··· Working data
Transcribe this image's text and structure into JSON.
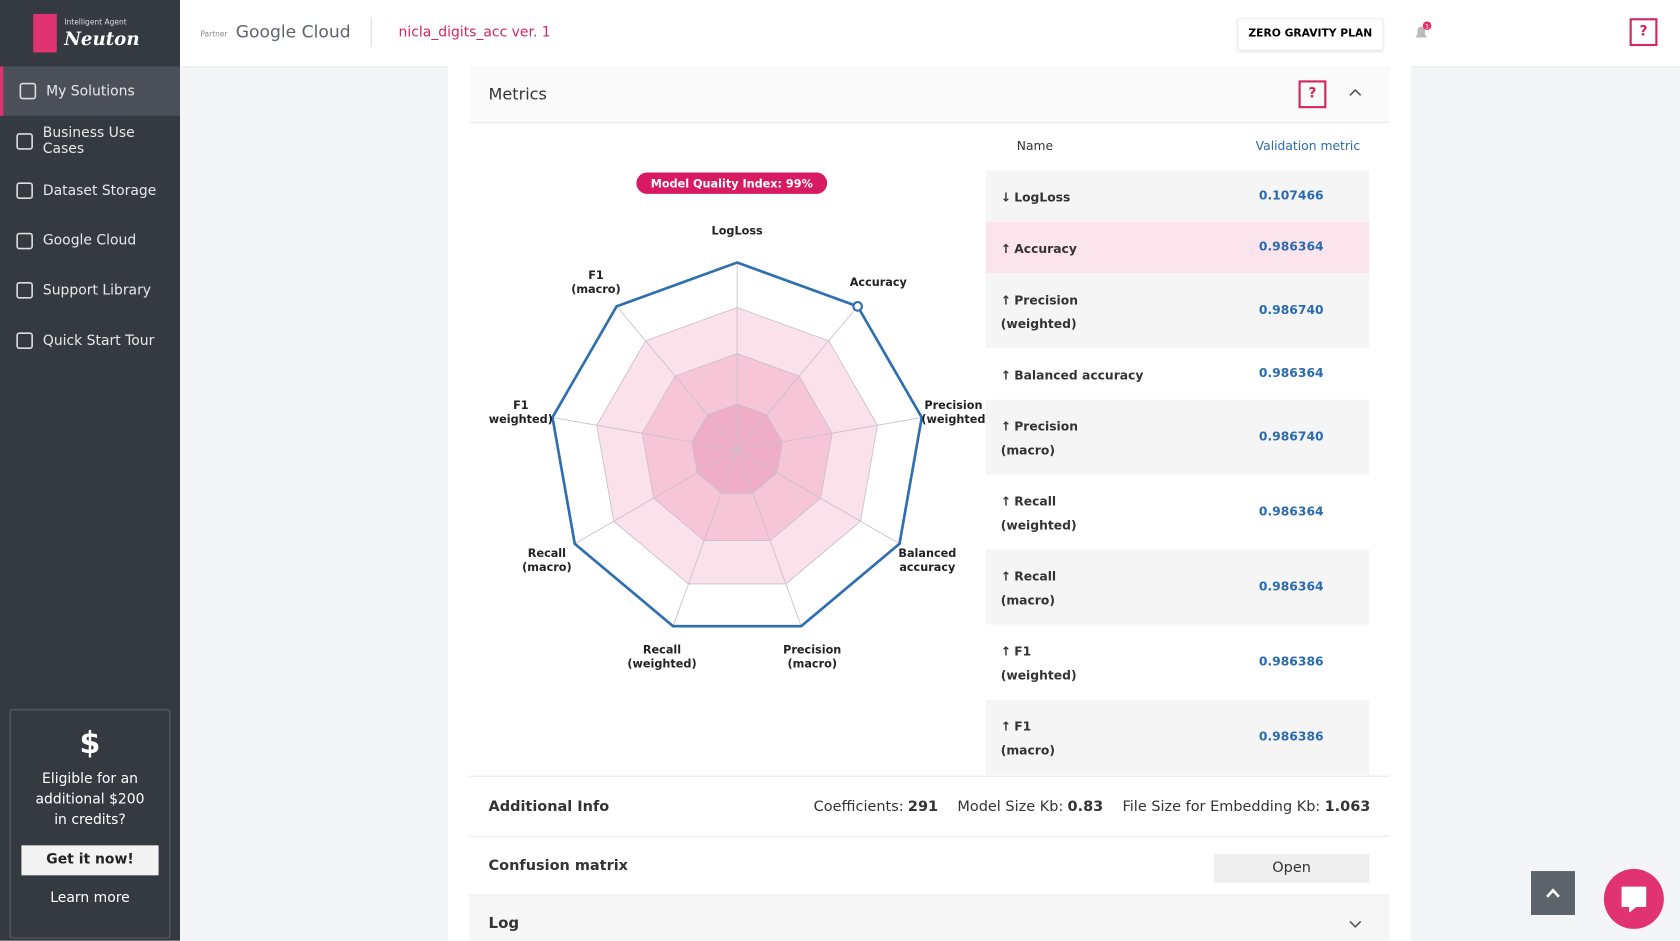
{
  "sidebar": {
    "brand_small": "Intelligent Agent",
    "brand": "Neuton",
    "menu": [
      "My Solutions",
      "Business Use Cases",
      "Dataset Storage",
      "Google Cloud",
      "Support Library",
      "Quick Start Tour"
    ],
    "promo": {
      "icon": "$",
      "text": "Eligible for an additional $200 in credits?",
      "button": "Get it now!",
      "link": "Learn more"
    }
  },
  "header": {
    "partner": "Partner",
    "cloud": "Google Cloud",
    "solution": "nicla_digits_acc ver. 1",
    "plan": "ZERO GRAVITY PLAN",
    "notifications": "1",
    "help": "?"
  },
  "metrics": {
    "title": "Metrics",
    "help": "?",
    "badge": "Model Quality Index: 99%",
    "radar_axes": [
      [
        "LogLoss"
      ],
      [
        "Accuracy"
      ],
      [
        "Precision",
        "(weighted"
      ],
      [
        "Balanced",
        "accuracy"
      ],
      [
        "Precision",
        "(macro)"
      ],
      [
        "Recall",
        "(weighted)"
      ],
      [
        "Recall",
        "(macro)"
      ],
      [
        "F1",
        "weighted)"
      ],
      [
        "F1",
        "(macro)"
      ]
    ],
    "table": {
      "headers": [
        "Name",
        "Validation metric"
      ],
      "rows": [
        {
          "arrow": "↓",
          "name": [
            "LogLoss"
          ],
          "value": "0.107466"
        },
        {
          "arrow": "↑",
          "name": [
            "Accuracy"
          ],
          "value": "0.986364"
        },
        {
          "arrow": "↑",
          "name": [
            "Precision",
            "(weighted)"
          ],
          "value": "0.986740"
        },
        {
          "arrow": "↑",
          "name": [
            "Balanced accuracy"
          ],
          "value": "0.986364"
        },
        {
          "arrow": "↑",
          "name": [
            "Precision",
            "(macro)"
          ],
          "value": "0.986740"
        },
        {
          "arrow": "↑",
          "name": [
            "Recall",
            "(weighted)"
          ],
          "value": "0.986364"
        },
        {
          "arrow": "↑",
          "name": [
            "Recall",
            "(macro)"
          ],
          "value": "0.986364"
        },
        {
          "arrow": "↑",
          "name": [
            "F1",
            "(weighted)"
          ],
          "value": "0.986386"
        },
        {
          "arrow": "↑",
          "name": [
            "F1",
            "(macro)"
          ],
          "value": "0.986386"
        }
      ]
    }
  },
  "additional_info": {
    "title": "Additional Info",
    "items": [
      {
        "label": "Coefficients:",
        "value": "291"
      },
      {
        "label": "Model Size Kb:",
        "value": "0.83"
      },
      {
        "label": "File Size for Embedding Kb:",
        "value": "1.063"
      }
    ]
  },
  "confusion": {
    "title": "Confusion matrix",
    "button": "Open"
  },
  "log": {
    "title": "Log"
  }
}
······
* **Required work**
All of the entries need to be transcribed word for word; pictures are left out.

* **Complete answer**
Transcribe this image's text and structure into JSON.
{
  "sidebar": {
    "brand_small": "Intelligent Agent",
    "brand": "Neuton",
    "menu": [
      "My Solutions",
      "Business Use Cases",
      "Dataset Storage",
      "Google Cloud",
      "Support Library",
      "Quick Start Tour"
    ],
    "promo": {
      "icon": "$",
      "text": "Eligible for an additional $200 in credits?",
      "button": "Get it now!",
      "link": "Learn more"
    }
  },
  "header": {
    "partner": "Partner",
    "cloud": "Google Cloud",
    "solution": "nicla_digits_acc ver. 1",
    "plan": "ZERO GRAVITY PLAN",
    "notifications": "1",
    "help": "?"
  },
  "metrics": {
    "title": "Metrics",
    "help": "?",
    "badge": "Model Quality Index: 99%",
    "radar_axes": [
      [
        "LogLoss"
      ],
      [
        "Accuracy"
      ],
      [
        "Precision",
        "(weighted"
      ],
      [
        "Balanced",
        "accuracy"
      ],
      [
        "Precision",
        "(macro)"
      ],
      [
        "Recall",
        "(weighted)"
      ],
      [
        "Recall",
        "(macro)"
      ],
      [
        "F1",
        "weighted)"
      ],
      [
        "F1",
        "(macro)"
      ]
    ],
    "table": {
      "headers": [
        "Name",
        "Validation metric"
      ],
      "rows": [
        {
          "arrow": "↓",
          "name": [
            "LogLoss"
          ],
          "value": "0.107466"
        },
        {
          "arrow": "↑",
          "name": [
            "Accuracy"
          ],
          "value": "0.986364"
        },
        {
          "arrow": "↑",
          "name": [
            "Precision",
            "(weighted)"
          ],
          "value": "0.986740"
        },
        {
          "arrow": "↑",
          "name": [
            "Balanced accuracy"
          ],
          "value": "0.986364"
        },
        {
          "arrow": "↑",
          "name": [
            "Precision",
            "(macro)"
          ],
          "value": "0.986740"
        },
        {
          "arrow": "↑",
          "name": [
            "Recall",
            "(weighted)"
          ],
          "value": "0.986364"
        },
        {
          "arrow": "↑",
          "name": [
            "Recall",
            "(macro)"
          ],
          "value": "0.986364"
        },
        {
          "arrow": "↑",
          "name": [
            "F1",
            "(weighted)"
          ],
          "value": "0.986386"
        },
        {
          "arrow": "↑",
          "name": [
            "F1",
            "(macro)"
          ],
          "value": "0.986386"
        }
      ]
    }
  },
  "additional_info": {
    "title": "Additional Info",
    "items": [
      {
        "label": "Coefficients:",
        "value": "291"
      },
      {
        "label": "Model Size Kb:",
        "value": "0.83"
      },
      {
        "label": "File Size for Embedding Kb:",
        "value": "1.063"
      }
    ]
  },
  "confusion": {
    "title": "Confusion matrix",
    "button": "Open"
  },
  "log": {
    "title": "Log"
  }
}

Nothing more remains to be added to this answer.